WHAT IS NEEDED -
Repeat each line word for word.

AVAILABLE DATA -
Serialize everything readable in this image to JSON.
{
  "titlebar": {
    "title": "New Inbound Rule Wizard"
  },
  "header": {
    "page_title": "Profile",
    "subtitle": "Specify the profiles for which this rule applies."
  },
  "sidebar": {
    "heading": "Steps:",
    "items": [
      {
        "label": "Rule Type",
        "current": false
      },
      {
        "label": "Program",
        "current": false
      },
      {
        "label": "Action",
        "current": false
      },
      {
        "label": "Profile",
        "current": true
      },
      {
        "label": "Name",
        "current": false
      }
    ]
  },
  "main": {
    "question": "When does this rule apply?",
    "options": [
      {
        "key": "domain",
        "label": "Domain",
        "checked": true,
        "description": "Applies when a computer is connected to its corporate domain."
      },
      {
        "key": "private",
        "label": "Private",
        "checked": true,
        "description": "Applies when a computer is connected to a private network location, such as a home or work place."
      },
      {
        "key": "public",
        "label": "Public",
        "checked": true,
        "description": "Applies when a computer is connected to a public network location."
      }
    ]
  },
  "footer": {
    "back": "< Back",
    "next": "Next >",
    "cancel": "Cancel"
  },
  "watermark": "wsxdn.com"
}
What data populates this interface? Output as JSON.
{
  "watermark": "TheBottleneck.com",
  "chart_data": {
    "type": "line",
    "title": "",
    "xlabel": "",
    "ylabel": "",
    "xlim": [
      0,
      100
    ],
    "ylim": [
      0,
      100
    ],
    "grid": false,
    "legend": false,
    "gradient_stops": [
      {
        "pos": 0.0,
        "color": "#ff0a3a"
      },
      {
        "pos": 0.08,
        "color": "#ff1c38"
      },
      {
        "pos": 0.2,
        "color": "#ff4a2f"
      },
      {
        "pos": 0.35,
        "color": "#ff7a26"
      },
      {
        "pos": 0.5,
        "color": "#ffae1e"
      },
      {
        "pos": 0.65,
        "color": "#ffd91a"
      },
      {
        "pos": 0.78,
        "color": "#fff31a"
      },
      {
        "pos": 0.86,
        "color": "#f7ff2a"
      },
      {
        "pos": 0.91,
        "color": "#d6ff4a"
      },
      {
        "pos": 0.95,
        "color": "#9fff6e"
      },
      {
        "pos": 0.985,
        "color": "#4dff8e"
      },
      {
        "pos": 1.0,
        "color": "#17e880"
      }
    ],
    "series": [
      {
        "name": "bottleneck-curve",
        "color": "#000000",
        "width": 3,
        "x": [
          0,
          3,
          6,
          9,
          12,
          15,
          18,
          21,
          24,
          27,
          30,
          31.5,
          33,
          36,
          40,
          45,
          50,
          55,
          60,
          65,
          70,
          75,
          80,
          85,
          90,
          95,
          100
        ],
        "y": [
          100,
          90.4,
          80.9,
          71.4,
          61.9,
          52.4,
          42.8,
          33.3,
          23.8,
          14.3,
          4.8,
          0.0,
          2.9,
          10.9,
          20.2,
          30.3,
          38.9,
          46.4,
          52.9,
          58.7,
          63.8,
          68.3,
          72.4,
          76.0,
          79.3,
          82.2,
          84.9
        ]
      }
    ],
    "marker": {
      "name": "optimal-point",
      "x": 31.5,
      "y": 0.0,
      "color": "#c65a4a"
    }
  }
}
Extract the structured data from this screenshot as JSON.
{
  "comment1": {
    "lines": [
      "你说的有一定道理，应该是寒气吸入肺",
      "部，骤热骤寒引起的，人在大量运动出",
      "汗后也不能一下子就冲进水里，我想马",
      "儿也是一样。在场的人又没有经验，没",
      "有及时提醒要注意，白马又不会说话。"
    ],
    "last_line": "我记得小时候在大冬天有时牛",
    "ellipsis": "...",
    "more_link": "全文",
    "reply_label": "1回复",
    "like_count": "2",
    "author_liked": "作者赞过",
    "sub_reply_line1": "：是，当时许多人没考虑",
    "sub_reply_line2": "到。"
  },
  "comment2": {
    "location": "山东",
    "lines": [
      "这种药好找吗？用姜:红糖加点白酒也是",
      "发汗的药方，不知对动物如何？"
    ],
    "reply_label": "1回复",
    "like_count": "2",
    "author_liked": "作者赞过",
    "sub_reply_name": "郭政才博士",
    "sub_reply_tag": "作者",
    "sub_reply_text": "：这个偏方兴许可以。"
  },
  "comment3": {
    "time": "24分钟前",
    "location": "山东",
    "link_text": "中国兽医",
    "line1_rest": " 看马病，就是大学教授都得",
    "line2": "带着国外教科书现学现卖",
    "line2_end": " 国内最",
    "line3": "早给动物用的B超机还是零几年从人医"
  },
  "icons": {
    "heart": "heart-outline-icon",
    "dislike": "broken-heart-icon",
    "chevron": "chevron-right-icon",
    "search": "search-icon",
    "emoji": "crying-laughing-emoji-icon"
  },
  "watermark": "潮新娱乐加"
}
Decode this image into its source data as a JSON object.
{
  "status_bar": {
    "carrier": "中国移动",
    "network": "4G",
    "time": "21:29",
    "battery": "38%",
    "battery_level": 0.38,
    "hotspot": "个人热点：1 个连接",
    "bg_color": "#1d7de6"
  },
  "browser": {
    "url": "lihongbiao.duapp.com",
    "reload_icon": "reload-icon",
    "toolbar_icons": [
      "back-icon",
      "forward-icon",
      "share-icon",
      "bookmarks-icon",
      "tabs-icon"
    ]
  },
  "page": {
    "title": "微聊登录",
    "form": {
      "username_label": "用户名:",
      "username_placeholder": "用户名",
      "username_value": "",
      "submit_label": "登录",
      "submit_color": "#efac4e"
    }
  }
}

RESULT -
Serialize everything readable in this image to JSON.
{
  "titlebar": {
    "title": "New Inbound Rule Wizard"
  },
  "header": {
    "page_title": "Profile",
    "subtitle": "Specify the profiles for which this rule applies."
  },
  "sidebar": {
    "heading": "Steps:",
    "items": [
      {
        "label": "Rule Type",
        "current": false
      },
      {
        "label": "Program",
        "current": false
      },
      {
        "label": "Action",
        "current": false
      },
      {
        "label": "Profile",
        "current": true
      },
      {
        "label": "Name",
        "current": false
      }
    ]
  },
  "main": {
    "question": "When does this rule apply?",
    "options": [
      {
        "key": "domain",
        "label": "Domain",
        "checked": true,
        "description": "Applies when a computer is connected to its corporate domain."
      },
      {
        "key": "private",
        "label": "Private",
        "checked": true,
        "description": "Applies when a computer is connected to a private network location, such as a home or work place."
      },
      {
        "key": "public",
        "label": "Public",
        "checked": true,
        "description": "Applies when a computer is connected to a public network location."
      }
    ]
  },
  "footer": {
    "back": "< Back",
    "next": "Next >",
    "cancel": "Cancel"
  },
  "watermark": "wsxdn.com"
}
What data populates this interface? Output as JSON.
{
  "watermark": "TheBottleneck.com",
  "chart_data": {
    "type": "line",
    "title": "",
    "xlabel": "",
    "ylabel": "",
    "xlim": [
      0,
      100
    ],
    "ylim": [
      0,
      100
    ],
    "grid": false,
    "legend": false,
    "gradient_stops": [
      {
        "pos": 0.0,
        "color": "#ff0a3a"
      },
      {
        "pos": 0.08,
        "color": "#ff1c38"
      },
      {
        "pos": 0.2,
        "color": "#ff4a2f"
      },
      {
        "pos": 0.35,
        "color": "#ff7a26"
      },
      {
        "pos": 0.5,
        "color": "#ffae1e"
      },
      {
        "pos": 0.65,
        "color": "#ffd91a"
      },
      {
        "pos": 0.78,
        "color": "#fff31a"
      },
      {
        "pos": 0.86,
        "color": "#f7ff2a"
      },
      {
        "pos": 0.91,
        "color": "#d6ff4a"
      },
      {
        "pos": 0.95,
        "color": "#9fff6e"
      },
      {
        "pos": 0.985,
        "color": "#4dff8e"
      },
      {
        "pos": 1.0,
        "color": "#17e880"
      }
    ],
    "series": [
      {
        "name": "bottleneck-curve",
        "color": "#000000",
        "width": 3,
        "x": [
          0,
          3,
          6,
          9,
          12,
          15,
          18,
          21,
          24,
          27,
          30,
          31.5,
          33,
          36,
          40,
          45,
          50,
          55,
          60,
          65,
          70,
          75,
          80,
          85,
          90,
          95,
          100
        ],
        "y": [
          100,
          90.4,
          80.9,
          71.4,
          61.9,
          52.4,
          42.8,
          33.3,
          23.8,
          14.3,
          4.8,
          0.0,
          2.9,
          10.9,
          20.2,
          30.3,
          38.9,
          46.4,
          52.9,
          58.7,
          63.8,
          68.3,
          72.4,
          76.0,
          79.3,
          82.2,
          84.9
        ]
      }
    ],
    "marker": {
      "name": "optimal-point",
      "x": 31.5,
      "y": 0.0,
      "color": "#c65a4a"
    }
  }
}
Extract the structured data from this screenshot as JSON.
{
  "comment1": {
    "lines": [
      "你说的有一定道理，应该是寒气吸入肺",
      "部，骤热骤寒引起的，人在大量运动出",
      "汗后也不能一下子就冲进水里，我想马",
      "儿也是一样。在场的人又没有经验，没",
      "有及时提醒要注意，白马又不会说话。"
    ],
    "last_line": "我记得小时候在大冬天有时牛",
    "ellipsis": "...",
    "more_link": "全文",
    "reply_label": "1回复",
    "like_count": "2",
    "author_liked": "作者赞过",
    "sub_reply_line1": "：是，当时许多人没考虑",
    "sub_reply_line2": "到。"
  },
  "comment2": {
    "location": "山东",
    "lines": [
      "这种药好找吗？用姜:红糖加点白酒也是",
      "发汗的药方，不知对动物如何？"
    ],
    "reply_label": "1回复",
    "like_count": "2",
    "author_liked": "作者赞过",
    "sub_reply_name": "郭政才博士",
    "sub_reply_tag": "作者",
    "sub_reply_text": "：这个偏方兴许可以。"
  },
  "comment3": {
    "time": "24分钟前",
    "location": "山东",
    "link_text": "中国兽医",
    "line1_rest": " 看马病，就是大学教授都得",
    "line2": "带着国外教科书现学现卖",
    "line2_end": " 国内最",
    "line3": "早给动物用的B超机还是零几年从人医"
  },
  "icons": {
    "heart": "heart-outline-icon",
    "dislike": "broken-heart-icon",
    "chevron": "chevron-right-icon",
    "search": "search-icon",
    "emoji": "crying-laughing-emoji-icon"
  },
  "watermark": "潮新娱乐加"
}
Decode this image into its source data as a JSON object.
{
  "status_bar": {
    "carrier": "中国移动",
    "network": "4G",
    "time": "21:29",
    "battery": "38%",
    "battery_level": 0.38,
    "hotspot": "个人热点：1 个连接",
    "bg_color": "#1d7de6"
  },
  "browser": {
    "url": "lihongbiao.duapp.com",
    "reload_icon": "reload-icon",
    "toolbar_icons": [
      "back-icon",
      "forward-icon",
      "share-icon",
      "bookmarks-icon",
      "tabs-icon"
    ]
  },
  "page": {
    "title": "微聊登录",
    "form": {
      "username_label": "用户名:",
      "username_placeholder": "用户名",
      "username_value": "",
      "submit_label": "登录",
      "submit_color": "#efac4e"
    }
  }
}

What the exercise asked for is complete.